Stated goal :: Collect each line holding the string "Reporting".

++++++++++++++++++++

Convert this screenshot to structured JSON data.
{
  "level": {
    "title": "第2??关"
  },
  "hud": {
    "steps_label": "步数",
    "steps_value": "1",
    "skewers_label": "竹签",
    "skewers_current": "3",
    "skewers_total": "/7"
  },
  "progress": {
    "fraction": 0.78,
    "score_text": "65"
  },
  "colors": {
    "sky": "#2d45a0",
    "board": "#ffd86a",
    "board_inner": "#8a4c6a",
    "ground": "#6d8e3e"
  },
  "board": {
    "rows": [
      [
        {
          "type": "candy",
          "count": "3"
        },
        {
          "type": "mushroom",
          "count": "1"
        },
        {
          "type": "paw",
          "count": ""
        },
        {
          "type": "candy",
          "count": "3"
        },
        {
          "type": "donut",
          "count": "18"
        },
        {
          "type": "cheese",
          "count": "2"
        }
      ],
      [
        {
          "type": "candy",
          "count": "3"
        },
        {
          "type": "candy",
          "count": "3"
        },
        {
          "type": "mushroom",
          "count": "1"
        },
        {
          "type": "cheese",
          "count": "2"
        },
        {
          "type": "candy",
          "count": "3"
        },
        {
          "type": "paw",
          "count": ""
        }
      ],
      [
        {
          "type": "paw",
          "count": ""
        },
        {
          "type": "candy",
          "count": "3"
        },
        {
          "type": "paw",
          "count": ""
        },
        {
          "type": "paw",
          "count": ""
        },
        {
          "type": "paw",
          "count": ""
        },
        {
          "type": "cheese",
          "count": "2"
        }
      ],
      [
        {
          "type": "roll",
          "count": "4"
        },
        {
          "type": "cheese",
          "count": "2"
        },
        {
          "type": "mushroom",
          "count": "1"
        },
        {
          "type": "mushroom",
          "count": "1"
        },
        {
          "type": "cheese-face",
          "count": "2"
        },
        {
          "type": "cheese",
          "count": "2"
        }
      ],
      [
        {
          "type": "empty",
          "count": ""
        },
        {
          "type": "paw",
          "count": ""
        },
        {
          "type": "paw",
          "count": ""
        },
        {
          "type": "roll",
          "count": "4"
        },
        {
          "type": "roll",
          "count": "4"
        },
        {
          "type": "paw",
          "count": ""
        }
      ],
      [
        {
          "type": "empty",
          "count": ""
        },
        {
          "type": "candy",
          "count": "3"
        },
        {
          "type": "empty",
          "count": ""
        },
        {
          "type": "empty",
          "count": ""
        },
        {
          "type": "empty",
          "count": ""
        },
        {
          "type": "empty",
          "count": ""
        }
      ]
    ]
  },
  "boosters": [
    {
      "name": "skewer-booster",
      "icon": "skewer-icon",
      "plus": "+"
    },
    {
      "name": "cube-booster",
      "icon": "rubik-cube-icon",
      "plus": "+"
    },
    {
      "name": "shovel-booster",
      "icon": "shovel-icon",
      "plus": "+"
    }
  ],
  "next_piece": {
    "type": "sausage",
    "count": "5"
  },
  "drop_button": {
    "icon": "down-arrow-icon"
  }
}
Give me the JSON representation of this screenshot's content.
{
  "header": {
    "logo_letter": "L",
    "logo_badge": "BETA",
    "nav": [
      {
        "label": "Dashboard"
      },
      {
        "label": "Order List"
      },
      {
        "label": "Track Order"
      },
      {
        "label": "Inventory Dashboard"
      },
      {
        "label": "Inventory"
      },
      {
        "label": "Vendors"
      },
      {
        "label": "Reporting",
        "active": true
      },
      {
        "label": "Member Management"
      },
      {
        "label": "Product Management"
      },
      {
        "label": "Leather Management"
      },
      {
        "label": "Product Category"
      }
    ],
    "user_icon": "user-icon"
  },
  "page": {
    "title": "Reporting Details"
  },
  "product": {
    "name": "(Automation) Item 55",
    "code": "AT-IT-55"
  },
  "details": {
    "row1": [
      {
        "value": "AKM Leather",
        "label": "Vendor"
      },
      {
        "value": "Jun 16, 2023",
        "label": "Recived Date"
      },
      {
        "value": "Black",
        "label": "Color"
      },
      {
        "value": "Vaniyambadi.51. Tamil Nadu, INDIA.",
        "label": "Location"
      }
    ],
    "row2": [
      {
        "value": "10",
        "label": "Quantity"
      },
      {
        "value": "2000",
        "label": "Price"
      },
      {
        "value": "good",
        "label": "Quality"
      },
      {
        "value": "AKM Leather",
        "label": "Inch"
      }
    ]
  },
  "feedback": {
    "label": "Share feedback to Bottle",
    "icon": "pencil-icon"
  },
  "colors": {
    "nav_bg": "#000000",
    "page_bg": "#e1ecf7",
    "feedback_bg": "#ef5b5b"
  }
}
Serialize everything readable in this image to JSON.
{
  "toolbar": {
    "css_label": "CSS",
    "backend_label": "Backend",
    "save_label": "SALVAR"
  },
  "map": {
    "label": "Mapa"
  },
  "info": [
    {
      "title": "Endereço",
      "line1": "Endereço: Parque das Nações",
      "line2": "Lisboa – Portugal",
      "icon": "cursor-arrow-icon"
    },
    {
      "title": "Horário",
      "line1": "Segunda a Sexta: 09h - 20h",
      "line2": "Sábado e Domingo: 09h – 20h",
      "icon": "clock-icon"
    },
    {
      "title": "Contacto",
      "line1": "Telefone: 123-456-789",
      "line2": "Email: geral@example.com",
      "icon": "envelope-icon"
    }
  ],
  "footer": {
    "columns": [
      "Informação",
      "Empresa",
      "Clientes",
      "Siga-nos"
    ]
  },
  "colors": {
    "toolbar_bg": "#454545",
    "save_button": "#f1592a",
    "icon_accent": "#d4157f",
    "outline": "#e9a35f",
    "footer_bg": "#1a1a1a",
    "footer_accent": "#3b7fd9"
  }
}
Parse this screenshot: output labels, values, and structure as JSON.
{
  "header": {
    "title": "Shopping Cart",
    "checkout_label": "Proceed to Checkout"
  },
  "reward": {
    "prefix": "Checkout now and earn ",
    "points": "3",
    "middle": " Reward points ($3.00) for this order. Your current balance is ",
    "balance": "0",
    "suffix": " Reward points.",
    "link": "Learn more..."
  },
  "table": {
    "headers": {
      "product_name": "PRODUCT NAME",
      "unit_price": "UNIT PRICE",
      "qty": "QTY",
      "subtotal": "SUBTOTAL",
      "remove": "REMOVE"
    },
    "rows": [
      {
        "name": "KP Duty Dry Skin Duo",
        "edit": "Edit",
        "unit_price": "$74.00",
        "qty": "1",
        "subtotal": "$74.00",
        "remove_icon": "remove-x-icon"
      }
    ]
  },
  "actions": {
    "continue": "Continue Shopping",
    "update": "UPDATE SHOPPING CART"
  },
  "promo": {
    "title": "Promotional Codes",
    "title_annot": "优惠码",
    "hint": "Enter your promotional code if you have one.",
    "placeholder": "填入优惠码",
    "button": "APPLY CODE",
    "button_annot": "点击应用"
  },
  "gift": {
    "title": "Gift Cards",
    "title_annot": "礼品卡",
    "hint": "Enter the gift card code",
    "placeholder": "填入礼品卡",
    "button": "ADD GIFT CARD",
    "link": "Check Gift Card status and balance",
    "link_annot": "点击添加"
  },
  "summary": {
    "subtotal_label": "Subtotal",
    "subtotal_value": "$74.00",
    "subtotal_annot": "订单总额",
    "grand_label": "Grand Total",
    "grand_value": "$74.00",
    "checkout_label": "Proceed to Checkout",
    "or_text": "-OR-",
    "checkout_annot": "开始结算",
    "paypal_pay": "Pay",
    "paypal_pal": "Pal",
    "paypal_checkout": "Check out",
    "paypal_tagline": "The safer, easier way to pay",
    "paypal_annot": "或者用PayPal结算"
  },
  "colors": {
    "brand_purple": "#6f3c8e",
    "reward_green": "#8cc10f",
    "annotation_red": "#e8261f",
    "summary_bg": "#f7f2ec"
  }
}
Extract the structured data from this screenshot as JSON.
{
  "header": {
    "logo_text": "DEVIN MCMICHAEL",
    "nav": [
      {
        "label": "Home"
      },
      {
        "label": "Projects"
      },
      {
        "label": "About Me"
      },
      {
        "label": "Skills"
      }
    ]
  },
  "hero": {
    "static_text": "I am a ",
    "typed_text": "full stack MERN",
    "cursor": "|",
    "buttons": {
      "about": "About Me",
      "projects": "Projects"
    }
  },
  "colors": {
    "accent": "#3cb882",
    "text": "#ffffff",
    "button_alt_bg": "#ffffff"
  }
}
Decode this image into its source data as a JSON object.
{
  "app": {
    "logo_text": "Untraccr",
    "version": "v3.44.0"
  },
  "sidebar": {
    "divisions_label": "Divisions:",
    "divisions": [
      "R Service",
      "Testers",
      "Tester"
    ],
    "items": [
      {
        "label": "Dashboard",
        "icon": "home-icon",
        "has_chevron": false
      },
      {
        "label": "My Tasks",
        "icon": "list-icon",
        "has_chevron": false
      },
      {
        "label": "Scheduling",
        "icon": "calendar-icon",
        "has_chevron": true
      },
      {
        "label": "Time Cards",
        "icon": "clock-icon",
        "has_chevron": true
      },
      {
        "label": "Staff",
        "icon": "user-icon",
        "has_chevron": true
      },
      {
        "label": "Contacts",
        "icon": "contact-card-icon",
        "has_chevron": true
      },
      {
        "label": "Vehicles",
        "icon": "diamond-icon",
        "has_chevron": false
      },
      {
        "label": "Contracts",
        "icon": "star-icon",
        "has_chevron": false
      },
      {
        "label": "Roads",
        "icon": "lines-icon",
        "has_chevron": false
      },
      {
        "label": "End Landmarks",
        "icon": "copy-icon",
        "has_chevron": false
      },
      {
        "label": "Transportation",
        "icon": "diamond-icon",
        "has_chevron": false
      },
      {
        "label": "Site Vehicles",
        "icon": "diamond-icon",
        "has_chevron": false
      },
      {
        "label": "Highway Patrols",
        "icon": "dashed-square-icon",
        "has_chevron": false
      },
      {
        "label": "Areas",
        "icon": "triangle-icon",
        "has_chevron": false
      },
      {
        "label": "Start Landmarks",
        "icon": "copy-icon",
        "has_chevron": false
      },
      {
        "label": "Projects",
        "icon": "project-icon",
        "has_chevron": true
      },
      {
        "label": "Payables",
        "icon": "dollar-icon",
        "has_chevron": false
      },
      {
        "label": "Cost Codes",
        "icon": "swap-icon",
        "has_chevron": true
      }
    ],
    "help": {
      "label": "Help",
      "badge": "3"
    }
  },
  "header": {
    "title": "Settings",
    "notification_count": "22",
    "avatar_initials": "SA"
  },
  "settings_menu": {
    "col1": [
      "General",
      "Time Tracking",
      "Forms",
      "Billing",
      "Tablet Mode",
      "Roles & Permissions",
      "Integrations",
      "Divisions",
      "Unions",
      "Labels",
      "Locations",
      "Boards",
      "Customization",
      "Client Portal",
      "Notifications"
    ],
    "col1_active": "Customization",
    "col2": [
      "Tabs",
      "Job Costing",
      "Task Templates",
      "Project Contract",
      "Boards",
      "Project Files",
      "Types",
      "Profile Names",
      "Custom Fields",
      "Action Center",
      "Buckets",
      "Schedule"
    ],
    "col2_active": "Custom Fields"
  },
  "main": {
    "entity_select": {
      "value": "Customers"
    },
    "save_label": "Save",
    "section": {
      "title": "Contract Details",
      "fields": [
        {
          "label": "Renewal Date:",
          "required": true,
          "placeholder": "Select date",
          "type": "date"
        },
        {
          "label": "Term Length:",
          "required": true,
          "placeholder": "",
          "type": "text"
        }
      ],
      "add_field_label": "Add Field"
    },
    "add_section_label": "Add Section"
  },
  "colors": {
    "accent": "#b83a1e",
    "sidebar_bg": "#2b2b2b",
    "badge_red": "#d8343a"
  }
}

++++++++++++++++++++

Exercise solution ::
        "label": "Reporting",
    "title": "Reporting Details"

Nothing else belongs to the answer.